MATERIAL FOR THE TASK:
|---|

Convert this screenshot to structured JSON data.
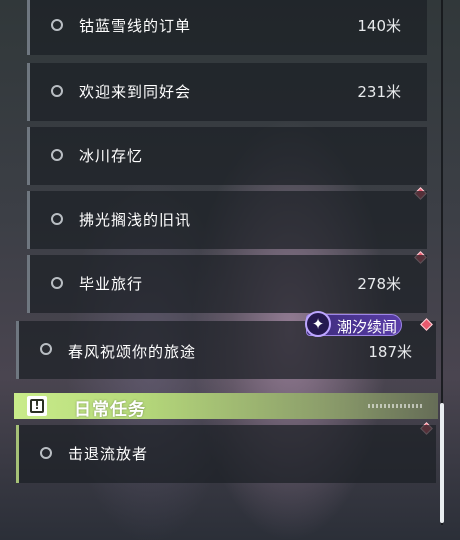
{
  "quests": [
    {
      "title": "钴蓝雪线的订单",
      "distance": "140米"
    },
    {
      "title": "欢迎来到同好会",
      "distance": "231米"
    },
    {
      "title": "冰川存忆",
      "distance": ""
    },
    {
      "title": "拂光搁浅的旧讯",
      "distance": ""
    },
    {
      "title": "毕业旅行",
      "distance": "278米"
    }
  ],
  "event_quest": {
    "title": "春风祝颂你的旅途",
    "distance": "187米",
    "tag_label": "潮汐续闻",
    "tag_icon": "spark-icon"
  },
  "daily_section": {
    "title": "日常任务",
    "icon": "exclamation-square-icon"
  },
  "daily_quests": [
    {
      "title": "击退流放者",
      "distance": ""
    }
  ],
  "colors": {
    "daily_accent": "#c9ec8a",
    "event_tag": "#4a3494",
    "marker": "#e85a6e"
  }
}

|---|

STATED EXERCISE: All records should be output exactly, with the pictures left out.

TASK SOLUTION:
Convert this screenshot to structured JSON data.
{
  "quests": [
    {
      "title": "钴蓝雪线的订单",
      "distance": "140米"
    },
    {
      "title": "欢迎来到同好会",
      "distance": "231米"
    },
    {
      "title": "冰川存忆",
      "distance": ""
    },
    {
      "title": "拂光搁浅的旧讯",
      "distance": ""
    },
    {
      "title": "毕业旅行",
      "distance": "278米"
    }
  ],
  "event_quest": {
    "title": "春风祝颂你的旅途",
    "distance": "187米",
    "tag_label": "潮汐续闻",
    "tag_icon": "spark-icon"
  },
  "daily_section": {
    "title": "日常任务",
    "icon": "exclamation-square-icon"
  },
  "daily_quests": [
    {
      "title": "击退流放者",
      "distance": ""
    }
  ],
  "colors": {
    "daily_accent": "#c9ec8a",
    "event_tag": "#4a3494",
    "marker": "#e85a6e"
  }
}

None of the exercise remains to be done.